**GOAL OF THE EXERCISE**
Output the material beneath this task exactly, images excluded.

**MATERIAL TO PROCESS**
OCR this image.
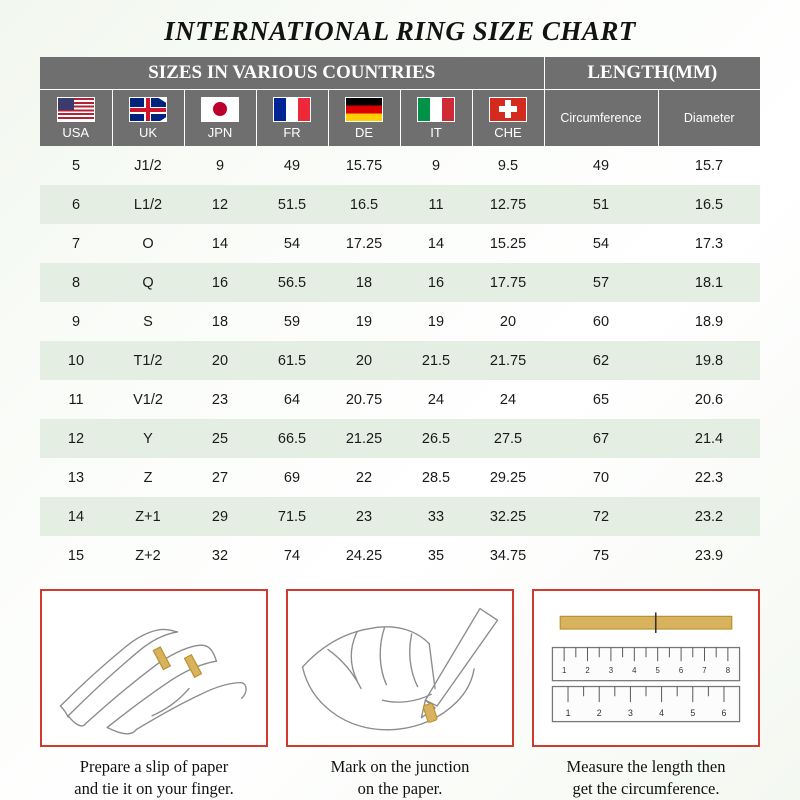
INTERNATIONAL RING SIZE CHART
SIZES IN VARIOUS COUNTRIES							LENGTH(MM)	

USA	UK	JPN	FR	DE	IT	CHE	Circumference	Diameter
5	J1/2	9	49	15.75	9	9.5	49	15.7
6	L1/2	12	51.5	16.5	11	12.75	51	16.5
7	O	14	54	17.25	14	15.25	54	17.3
8	Q	16	56.5	18	16	17.75	57	18.1
9	S	18	59	19	19	20	60	18.9
10	T1/2	20	61.5	20	21.5	21.75	62	19.8
11	V1/2	23	64	20.75	24	24	65	20.6
12	Y	25	66.5	21.25	26.5	27.5	67	21.4
13	Z	27	69	22	28.5	29.25	70	22.3
14	Z+1	29	71.5	23	33	32.25	72	23.2
15	Z+2	32	74	24.25	35	34.75	75	23.9
Prepare a slip of paper
and tie it on your finger.
Mark on the junction
on the paper.
1 2 3 4 5 6 7 8
1	2	3	4	5	6
Measure the length then
get the circumference.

**THE REPLY**
OCR this image.
INTERNATIONAL RING SIZE CHART
SIZES IN VARIOUS COUNTRIES							LENGTH(MM)	

USA	UK	JPN	FR	DE	IT	CHE	Circumference	Diameter
5	J1/2	9	49	15.75	9	9.5	49	15.7
6	L1/2	12	51.5	16.5	11	12.75	51	16.5
7	O	14	54	17.25	14	15.25	54	17.3
8	Q	16	56.5	18	16	17.75	57	18.1
9	S	18	59	19	19	20	60	18.9
10	T1/2	20	61.5	20	21.5	21.75	62	19.8
11	V1/2	23	64	20.75	24	24	65	20.6
12	Y	25	66.5	21.25	26.5	27.5	67	21.4
13	Z	27	69	22	28.5	29.25	70	22.3
14	Z+1	29	71.5	23	33	32.25	72	23.2
15	Z+2	32	74	24.25	35	34.75	75	23.9
Prepare a slip of paper
and tie it on your finger.
Mark on the junction
on the paper.
1 2 3 4 5 6 7 8
1	2	3	4	5	6
Measure the length then
get the circumference.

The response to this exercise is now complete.